▶ [Task directions] Report each line of the data that includes the word "coordinate".

# start of Exercise input

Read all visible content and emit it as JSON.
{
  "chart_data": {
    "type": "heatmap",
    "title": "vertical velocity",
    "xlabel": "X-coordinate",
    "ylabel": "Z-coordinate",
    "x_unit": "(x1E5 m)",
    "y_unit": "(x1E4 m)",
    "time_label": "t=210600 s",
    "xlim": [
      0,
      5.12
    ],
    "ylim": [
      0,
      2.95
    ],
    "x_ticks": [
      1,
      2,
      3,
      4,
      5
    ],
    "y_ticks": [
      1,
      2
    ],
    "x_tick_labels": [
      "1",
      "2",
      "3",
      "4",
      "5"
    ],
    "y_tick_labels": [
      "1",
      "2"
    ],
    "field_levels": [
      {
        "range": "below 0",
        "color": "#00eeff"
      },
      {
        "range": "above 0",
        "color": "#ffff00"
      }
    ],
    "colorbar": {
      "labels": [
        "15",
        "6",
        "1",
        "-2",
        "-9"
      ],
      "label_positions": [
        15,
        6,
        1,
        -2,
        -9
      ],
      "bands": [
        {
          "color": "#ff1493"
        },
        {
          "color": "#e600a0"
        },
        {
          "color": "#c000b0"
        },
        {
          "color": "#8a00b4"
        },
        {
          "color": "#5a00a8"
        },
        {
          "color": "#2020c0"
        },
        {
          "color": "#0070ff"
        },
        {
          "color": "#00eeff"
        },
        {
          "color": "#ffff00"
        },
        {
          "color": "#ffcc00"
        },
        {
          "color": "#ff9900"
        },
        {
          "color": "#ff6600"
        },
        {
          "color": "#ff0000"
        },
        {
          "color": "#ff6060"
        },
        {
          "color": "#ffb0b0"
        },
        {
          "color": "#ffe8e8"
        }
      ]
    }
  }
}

# end of Exercise input

▶ [Output of the exercise]
    "xlabel": "X-coordinate",
    "ylabel": "Z-coordinate",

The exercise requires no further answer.